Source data
---

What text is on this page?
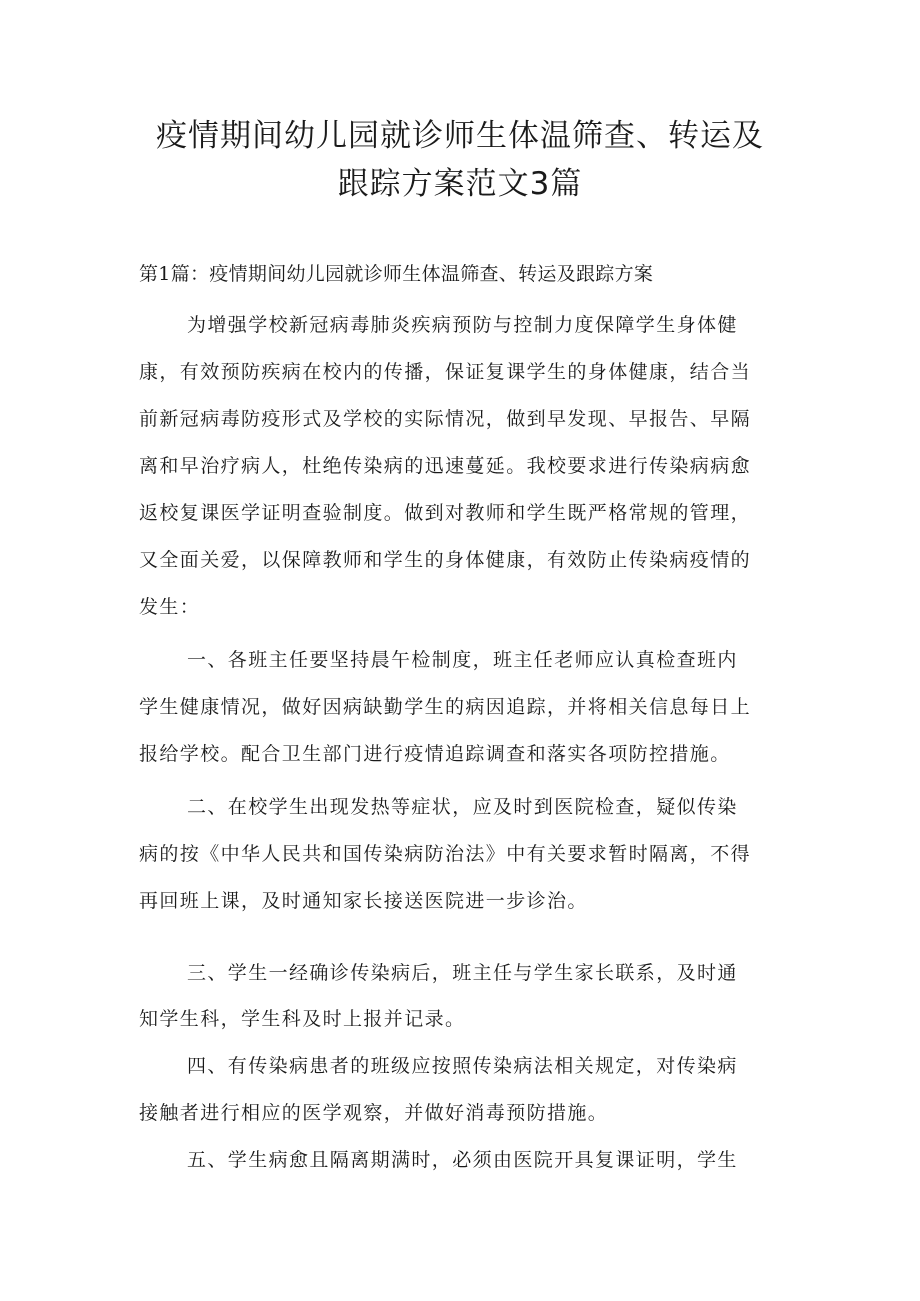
疫情期间幼儿园就诊师生体温筛查、转运及
跟踪方案范文3篇
第1篇：疫情期间幼儿园就诊师生体温筛查、转运及跟踪方案
为增强学校新冠病毒肺炎疾病预防与控制力度保障学生身体健
康，有效预防疾病在校内的传播，保证复课学生的身体健康，结合当
前新冠病毒防疫形式及学校的实际情况，做到早发现、早报告、早隔
离和早治疗病人，杜绝传染病的迅速蔓延。我校要求进行传染病病愈
返校复课医学证明查验制度。做到对教师和学生既严格常规的管理，
又全面关爱，以保障教师和学生的身体健康，有效防止传染病疫情的
发生：
一、各班主任要坚持晨午检制度，班主任老师应认真检查班内
学生健康情况，做好因病缺勤学生的病因追踪，并将相关信息每日上
报给学校。配合卫生部门进行疫情追踪调查和落实各项防控措施。
二、在校学生出现发热等症状，应及时到医院检查，疑似传染
病的按《中华人民共和国传染病防治法》中有关要求暂时隔离，不得
再回班上课，及时通知家长接送医院进一步诊治。
三、学生一经确诊传染病后，班主任与学生家长联系，及时通
知学生科，学生科及时上报并记录。
四、有传染病患者的班级应按照传染病法相关规定，对传染病
接触者进行相应的医学观察，并做好消毒预防措施。
五、学生病愈且隔离期满时，必须由医院开具复课证明，学生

---

[What needs to be done]:
Repeat each entry exactly. Pictures do not belong in the copy.

[Solution for this problem]:
What text is on this page?
疫情期间幼儿园就诊师生体温筛查、转运及
跟踪方案范文3篇
第1篇：疫情期间幼儿园就诊师生体温筛查、转运及跟踪方案
为增强学校新冠病毒肺炎疾病预防与控制力度保障学生身体健
康，有效预防疾病在校内的传播，保证复课学生的身体健康，结合当
前新冠病毒防疫形式及学校的实际情况，做到早发现、早报告、早隔
离和早治疗病人，杜绝传染病的迅速蔓延。我校要求进行传染病病愈
返校复课医学证明查验制度。做到对教师和学生既严格常规的管理，
又全面关爱，以保障教师和学生的身体健康，有效防止传染病疫情的
发生：
一、各班主任要坚持晨午检制度，班主任老师应认真检查班内
学生健康情况，做好因病缺勤学生的病因追踪，并将相关信息每日上
报给学校。配合卫生部门进行疫情追踪调查和落实各项防控措施。
二、在校学生出现发热等症状，应及时到医院检查，疑似传染
病的按《中华人民共和国传染病防治法》中有关要求暂时隔离，不得
再回班上课，及时通知家长接送医院进一步诊治。
三、学生一经确诊传染病后，班主任与学生家长联系，及时通
知学生科，学生科及时上报并记录。
四、有传染病患者的班级应按照传染病法相关规定，对传染病
接触者进行相应的医学观察，并做好消毒预防措施。
五、学生病愈且隔离期满时，必须由医院开具复课证明，学生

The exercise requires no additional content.